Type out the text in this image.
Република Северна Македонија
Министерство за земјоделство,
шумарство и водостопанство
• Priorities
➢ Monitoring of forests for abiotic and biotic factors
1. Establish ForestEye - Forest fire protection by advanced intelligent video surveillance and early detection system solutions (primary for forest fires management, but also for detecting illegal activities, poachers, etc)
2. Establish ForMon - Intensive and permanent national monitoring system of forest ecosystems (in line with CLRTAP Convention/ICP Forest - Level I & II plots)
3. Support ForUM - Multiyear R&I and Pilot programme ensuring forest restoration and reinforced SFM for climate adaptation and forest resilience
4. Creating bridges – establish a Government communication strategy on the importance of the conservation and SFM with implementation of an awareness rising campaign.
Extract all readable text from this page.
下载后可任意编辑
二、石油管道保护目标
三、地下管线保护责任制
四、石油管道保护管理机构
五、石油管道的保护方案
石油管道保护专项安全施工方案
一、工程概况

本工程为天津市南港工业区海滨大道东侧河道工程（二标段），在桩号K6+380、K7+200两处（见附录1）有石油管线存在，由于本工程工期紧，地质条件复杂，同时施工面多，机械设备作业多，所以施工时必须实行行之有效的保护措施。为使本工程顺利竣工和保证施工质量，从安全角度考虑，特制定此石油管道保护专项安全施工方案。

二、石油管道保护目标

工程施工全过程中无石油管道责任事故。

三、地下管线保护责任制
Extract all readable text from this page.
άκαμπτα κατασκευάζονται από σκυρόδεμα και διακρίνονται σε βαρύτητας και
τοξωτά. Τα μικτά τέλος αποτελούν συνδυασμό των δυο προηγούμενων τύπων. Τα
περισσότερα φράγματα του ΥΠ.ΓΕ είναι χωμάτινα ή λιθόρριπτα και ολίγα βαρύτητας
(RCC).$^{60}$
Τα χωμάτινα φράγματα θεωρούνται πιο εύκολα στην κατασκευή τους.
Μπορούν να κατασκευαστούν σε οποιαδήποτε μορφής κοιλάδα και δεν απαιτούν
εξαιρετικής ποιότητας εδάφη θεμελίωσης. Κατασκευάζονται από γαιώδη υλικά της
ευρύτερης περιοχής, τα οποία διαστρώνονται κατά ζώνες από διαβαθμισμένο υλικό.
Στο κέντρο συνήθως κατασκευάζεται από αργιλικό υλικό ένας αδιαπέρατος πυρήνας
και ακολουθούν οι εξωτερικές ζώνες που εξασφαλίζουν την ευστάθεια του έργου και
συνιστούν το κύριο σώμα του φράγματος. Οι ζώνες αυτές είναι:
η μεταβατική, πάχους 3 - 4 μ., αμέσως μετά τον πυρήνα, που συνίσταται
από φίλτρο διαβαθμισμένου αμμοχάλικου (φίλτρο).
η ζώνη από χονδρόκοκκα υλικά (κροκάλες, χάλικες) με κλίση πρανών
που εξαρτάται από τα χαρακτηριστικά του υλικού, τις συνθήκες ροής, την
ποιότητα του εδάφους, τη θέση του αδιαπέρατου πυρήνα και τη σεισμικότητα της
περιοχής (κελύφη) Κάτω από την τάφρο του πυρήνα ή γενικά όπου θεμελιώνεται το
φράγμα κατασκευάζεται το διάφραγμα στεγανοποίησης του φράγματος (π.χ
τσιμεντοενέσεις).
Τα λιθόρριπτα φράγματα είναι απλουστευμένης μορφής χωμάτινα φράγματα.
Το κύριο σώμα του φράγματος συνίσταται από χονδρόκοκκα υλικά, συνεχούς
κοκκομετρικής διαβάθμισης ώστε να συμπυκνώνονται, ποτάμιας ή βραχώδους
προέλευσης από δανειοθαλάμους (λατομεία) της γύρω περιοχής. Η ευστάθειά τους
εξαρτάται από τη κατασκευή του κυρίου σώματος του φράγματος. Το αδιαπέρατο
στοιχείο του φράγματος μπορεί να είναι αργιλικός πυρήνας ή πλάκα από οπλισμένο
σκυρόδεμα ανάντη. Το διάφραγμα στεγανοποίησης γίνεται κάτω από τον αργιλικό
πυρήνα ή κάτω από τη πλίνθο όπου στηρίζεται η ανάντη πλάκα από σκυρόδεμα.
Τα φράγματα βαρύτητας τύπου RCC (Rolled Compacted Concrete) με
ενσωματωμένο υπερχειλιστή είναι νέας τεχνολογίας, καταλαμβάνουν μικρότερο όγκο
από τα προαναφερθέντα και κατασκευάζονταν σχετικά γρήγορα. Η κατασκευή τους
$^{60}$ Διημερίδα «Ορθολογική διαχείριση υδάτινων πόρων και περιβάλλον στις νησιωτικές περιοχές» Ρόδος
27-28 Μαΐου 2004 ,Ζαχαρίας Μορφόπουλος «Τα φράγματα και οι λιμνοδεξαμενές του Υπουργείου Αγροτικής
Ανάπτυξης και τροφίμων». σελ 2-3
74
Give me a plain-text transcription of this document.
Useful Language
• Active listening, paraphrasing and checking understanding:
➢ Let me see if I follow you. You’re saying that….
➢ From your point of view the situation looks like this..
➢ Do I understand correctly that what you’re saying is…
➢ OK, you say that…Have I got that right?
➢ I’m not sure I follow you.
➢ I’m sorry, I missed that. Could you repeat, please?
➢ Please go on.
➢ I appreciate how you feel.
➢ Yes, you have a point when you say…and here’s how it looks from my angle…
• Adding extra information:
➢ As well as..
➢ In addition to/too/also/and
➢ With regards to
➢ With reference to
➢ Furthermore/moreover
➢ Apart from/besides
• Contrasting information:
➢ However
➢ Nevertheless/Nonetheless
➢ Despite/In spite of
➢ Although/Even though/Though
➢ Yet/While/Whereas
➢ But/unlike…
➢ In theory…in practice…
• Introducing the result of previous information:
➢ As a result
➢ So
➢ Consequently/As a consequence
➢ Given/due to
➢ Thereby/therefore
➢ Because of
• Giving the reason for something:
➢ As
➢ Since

========================

Retype the records in full. Keep every line identical to the original.

Type out the text in this image.
Република Северна Македонија
Министерство за земјоделство,
шумарство и водостопанство
• Priorities
➢ Monitoring of forests for abiotic and biotic factors
1. Establish ForestEye - Forest fire protection by advanced intelligent video surveillance and early detection system solutions (primary for forest fires management, but also for detecting illegal activities, poachers, etc)
2. Establish ForMon - Intensive and permanent national monitoring system of forest ecosystems (in line with CLRTAP Convention/ICP Forest - Level I & II plots)
3. Support ForUM - Multiyear R&I and Pilot programme ensuring forest restoration and reinforced SFM for climate adaptation and forest resilience
4. Creating bridges – establish a Government communication strategy on the importance of the conservation and SFM with implementation of an awareness rising campaign.
Extract all readable text from this page.
下载后可任意编辑
二、石油管道保护目标
三、地下管线保护责任制
四、石油管道保护管理机构
五、石油管道的保护方案
石油管道保护专项安全施工方案
一、工程概况

本工程为天津市南港工业区海滨大道东侧河道工程（二标段），在桩号K6+380、K7+200两处（见附录1）有石油管线存在，由于本工程工期紧，地质条件复杂，同时施工面多，机械设备作业多，所以施工时必须实行行之有效的保护措施。为使本工程顺利竣工和保证施工质量，从安全角度考虑，特制定此石油管道保护专项安全施工方案。

二、石油管道保护目标

工程施工全过程中无石油管道责任事故。

三、地下管线保护责任制
Extract all readable text from this page.
άκαμπτα κατασκευάζονται από σκυρόδεμα και διακρίνονται σε βαρύτητας και
τοξωτά. Τα μικτά τέλος αποτελούν συνδυασμό των δυο προηγούμενων τύπων. Τα
περισσότερα φράγματα του ΥΠ.ΓΕ είναι χωμάτινα ή λιθόρριπτα και ολίγα βαρύτητας
(RCC).$^{60}$
Τα χωμάτινα φράγματα θεωρούνται πιο εύκολα στην κατασκευή τους.
Μπορούν να κατασκευαστούν σε οποιαδήποτε μορφής κοιλάδα και δεν απαιτούν
εξαιρετικής ποιότητας εδάφη θεμελίωσης. Κατασκευάζονται από γαιώδη υλικά της
ευρύτερης περιοχής, τα οποία διαστρώνονται κατά ζώνες από διαβαθμισμένο υλικό.
Στο κέντρο συνήθως κατασκευάζεται από αργιλικό υλικό ένας αδιαπέρατος πυρήνας
και ακολουθούν οι εξωτερικές ζώνες που εξασφαλίζουν την ευστάθεια του έργου και
συνιστούν το κύριο σώμα του φράγματος. Οι ζώνες αυτές είναι:
η μεταβατική, πάχους 3 - 4 μ., αμέσως μετά τον πυρήνα, που συνίσταται
από φίλτρο διαβαθμισμένου αμμοχάλικου (φίλτρο).
η ζώνη από χονδρόκοκκα υλικά (κροκάλες, χάλικες) με κλίση πρανών
που εξαρτάται από τα χαρακτηριστικά του υλικού, τις συνθήκες ροής, την
ποιότητα του εδάφους, τη θέση του αδιαπέρατου πυρήνα και τη σεισμικότητα της
περιοχής (κελύφη) Κάτω από την τάφρο του πυρήνα ή γενικά όπου θεμελιώνεται το
φράγμα κατασκευάζεται το διάφραγμα στεγανοποίησης του φράγματος (π.χ
τσιμεντοενέσεις).
Τα λιθόρριπτα φράγματα είναι απλουστευμένης μορφής χωμάτινα φράγματα.
Το κύριο σώμα του φράγματος συνίσταται από χονδρόκοκκα υλικά, συνεχούς
κοκκομετρικής διαβάθμισης ώστε να συμπυκνώνονται, ποτάμιας ή βραχώδους
προέλευσης από δανειοθαλάμους (λατομεία) της γύρω περιοχής. Η ευστάθειά τους
εξαρτάται από τη κατασκευή του κυρίου σώματος του φράγματος. Το αδιαπέρατο
στοιχείο του φράγματος μπορεί να είναι αργιλικός πυρήνας ή πλάκα από οπλισμένο
σκυρόδεμα ανάντη. Το διάφραγμα στεγανοποίησης γίνεται κάτω από τον αργιλικό
πυρήνα ή κάτω από τη πλίνθο όπου στηρίζεται η ανάντη πλάκα από σκυρόδεμα.
Τα φράγματα βαρύτητας τύπου RCC (Rolled Compacted Concrete) με
ενσωματωμένο υπερχειλιστή είναι νέας τεχνολογίας, καταλαμβάνουν μικρότερο όγκο
από τα προαναφερθέντα και κατασκευάζονταν σχετικά γρήγορα. Η κατασκευή τους
$^{60}$ Διημερίδα «Ορθολογική διαχείριση υδάτινων πόρων και περιβάλλον στις νησιωτικές περιοχές» Ρόδος
27-28 Μαΐου 2004 ,Ζαχαρίας Μορφόπουλος «Τα φράγματα και οι λιμνοδεξαμενές του Υπουργείου Αγροτικής
Ανάπτυξης και τροφίμων». σελ 2-3
74
Give me a plain-text transcription of this document.
Useful Language
• Active listening, paraphrasing and checking understanding:
➢ Let me see if I follow you. You’re saying that….
➢ From your point of view the situation looks like this..
➢ Do I understand correctly that what you’re saying is…
➢ OK, you say that…Have I got that right?
➢ I’m not sure I follow you.
➢ I’m sorry, I missed that. Could you repeat, please?
➢ Please go on.
➢ I appreciate how you feel.
➢ Yes, you have a point when you say…and here’s how it looks from my angle…
• Adding extra information:
➢ As well as..
➢ In addition to/too/also/and
➢ With regards to
➢ With reference to
➢ Furthermore/moreover
➢ Apart from/besides
• Contrasting information:
➢ However
➢ Nevertheless/Nonetheless
➢ Despite/In spite of
➢ Although/Even though/Though
➢ Yet/While/Whereas
➢ But/unlike…
➢ In theory…in practice…
• Introducing the result of previous information:
➢ As a result
➢ So
➢ Consequently/As a consequence
➢ Given/due to
➢ Thereby/therefore
➢ Because of
• Giving the reason for something:
➢ As
➢ Since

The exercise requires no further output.